[Items from a dataset]
-=-=-

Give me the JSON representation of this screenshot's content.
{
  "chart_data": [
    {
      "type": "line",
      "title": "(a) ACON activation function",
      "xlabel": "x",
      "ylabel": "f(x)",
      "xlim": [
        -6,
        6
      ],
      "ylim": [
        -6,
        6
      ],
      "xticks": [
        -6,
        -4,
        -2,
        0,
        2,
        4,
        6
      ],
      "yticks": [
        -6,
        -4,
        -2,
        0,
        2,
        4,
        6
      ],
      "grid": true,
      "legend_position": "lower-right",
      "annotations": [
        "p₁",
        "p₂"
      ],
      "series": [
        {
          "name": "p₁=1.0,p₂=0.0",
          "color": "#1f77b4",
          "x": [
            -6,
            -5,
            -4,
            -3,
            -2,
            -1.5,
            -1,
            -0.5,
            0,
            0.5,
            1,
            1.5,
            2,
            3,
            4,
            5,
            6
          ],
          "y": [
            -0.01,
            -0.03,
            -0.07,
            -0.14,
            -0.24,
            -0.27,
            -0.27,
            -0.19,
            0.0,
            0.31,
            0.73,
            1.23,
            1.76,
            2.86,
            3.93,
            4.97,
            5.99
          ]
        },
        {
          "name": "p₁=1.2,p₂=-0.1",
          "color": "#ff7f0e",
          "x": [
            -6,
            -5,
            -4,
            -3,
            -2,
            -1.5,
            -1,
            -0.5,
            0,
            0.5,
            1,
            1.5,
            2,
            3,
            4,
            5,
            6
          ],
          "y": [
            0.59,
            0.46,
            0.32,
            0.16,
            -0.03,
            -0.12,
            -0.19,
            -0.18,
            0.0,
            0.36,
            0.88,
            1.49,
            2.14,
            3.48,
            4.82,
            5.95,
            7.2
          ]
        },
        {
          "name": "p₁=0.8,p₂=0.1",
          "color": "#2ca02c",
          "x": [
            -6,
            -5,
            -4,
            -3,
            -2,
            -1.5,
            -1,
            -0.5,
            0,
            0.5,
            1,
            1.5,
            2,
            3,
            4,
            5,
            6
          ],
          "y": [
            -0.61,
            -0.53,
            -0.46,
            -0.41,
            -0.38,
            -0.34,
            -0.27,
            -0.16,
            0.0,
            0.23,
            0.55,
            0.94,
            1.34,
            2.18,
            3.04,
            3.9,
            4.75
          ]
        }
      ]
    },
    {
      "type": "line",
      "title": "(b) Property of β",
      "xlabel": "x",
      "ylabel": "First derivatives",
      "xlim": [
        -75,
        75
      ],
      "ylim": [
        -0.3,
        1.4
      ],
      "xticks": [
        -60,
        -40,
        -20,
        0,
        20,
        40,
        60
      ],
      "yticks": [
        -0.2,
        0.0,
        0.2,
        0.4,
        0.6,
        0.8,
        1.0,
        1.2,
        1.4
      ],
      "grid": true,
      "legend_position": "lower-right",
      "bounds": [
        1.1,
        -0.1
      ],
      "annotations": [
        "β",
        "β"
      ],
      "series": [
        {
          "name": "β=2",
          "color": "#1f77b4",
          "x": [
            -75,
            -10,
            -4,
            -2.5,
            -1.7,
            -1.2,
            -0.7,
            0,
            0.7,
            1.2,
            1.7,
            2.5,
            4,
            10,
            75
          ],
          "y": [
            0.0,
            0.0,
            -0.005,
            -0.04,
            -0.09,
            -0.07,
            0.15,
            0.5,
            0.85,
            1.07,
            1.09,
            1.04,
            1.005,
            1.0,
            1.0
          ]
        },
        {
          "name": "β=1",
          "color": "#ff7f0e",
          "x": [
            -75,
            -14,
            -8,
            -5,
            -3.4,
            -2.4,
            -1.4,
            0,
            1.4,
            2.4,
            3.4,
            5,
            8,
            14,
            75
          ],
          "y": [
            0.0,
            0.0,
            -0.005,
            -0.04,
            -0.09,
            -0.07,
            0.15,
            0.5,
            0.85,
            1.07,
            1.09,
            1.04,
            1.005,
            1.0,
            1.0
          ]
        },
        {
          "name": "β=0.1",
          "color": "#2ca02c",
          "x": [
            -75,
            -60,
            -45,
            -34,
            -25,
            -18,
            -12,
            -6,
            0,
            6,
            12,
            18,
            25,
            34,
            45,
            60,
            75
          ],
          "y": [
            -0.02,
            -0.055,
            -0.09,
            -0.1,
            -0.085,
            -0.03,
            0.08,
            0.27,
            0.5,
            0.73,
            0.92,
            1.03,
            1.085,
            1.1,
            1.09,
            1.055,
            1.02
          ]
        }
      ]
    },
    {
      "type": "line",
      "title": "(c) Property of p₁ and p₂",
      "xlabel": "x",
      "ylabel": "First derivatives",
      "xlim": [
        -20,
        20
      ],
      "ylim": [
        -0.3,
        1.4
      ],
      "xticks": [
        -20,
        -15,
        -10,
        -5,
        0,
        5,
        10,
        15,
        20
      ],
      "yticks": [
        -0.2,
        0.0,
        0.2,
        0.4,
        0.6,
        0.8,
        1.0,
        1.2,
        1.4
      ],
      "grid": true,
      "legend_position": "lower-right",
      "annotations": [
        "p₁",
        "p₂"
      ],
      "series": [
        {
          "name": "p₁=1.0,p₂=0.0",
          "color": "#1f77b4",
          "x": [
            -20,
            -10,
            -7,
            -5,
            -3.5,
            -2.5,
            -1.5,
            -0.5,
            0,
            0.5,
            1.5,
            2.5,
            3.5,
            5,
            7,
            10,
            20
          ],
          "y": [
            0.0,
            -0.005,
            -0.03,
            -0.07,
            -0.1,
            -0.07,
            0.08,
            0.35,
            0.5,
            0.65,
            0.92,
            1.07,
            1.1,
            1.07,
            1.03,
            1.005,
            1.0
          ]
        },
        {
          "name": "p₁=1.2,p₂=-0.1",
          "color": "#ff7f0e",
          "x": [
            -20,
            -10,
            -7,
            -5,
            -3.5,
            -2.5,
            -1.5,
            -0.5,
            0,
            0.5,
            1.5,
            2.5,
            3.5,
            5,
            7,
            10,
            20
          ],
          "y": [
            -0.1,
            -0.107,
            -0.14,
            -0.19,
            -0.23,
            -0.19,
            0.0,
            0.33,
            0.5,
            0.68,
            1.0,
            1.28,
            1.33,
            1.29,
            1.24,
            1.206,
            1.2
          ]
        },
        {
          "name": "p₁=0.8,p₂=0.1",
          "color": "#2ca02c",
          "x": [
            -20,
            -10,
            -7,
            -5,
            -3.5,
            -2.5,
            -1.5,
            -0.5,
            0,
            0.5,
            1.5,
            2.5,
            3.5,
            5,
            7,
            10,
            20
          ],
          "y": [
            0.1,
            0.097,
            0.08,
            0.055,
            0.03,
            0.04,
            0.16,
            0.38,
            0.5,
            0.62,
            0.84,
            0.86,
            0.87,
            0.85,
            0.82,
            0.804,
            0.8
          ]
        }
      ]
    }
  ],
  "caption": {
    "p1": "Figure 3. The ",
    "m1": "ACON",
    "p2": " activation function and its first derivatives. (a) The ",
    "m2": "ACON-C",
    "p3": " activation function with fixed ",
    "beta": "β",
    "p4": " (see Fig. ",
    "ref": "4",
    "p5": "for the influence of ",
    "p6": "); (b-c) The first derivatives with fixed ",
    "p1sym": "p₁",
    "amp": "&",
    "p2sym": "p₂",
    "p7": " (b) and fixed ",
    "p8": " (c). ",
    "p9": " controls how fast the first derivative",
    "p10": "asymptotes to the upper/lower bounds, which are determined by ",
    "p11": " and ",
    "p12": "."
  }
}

-=-=-

• _Given task_
Report only how many lines in the records contain the word "Property".

• _Answer to this exercise_
2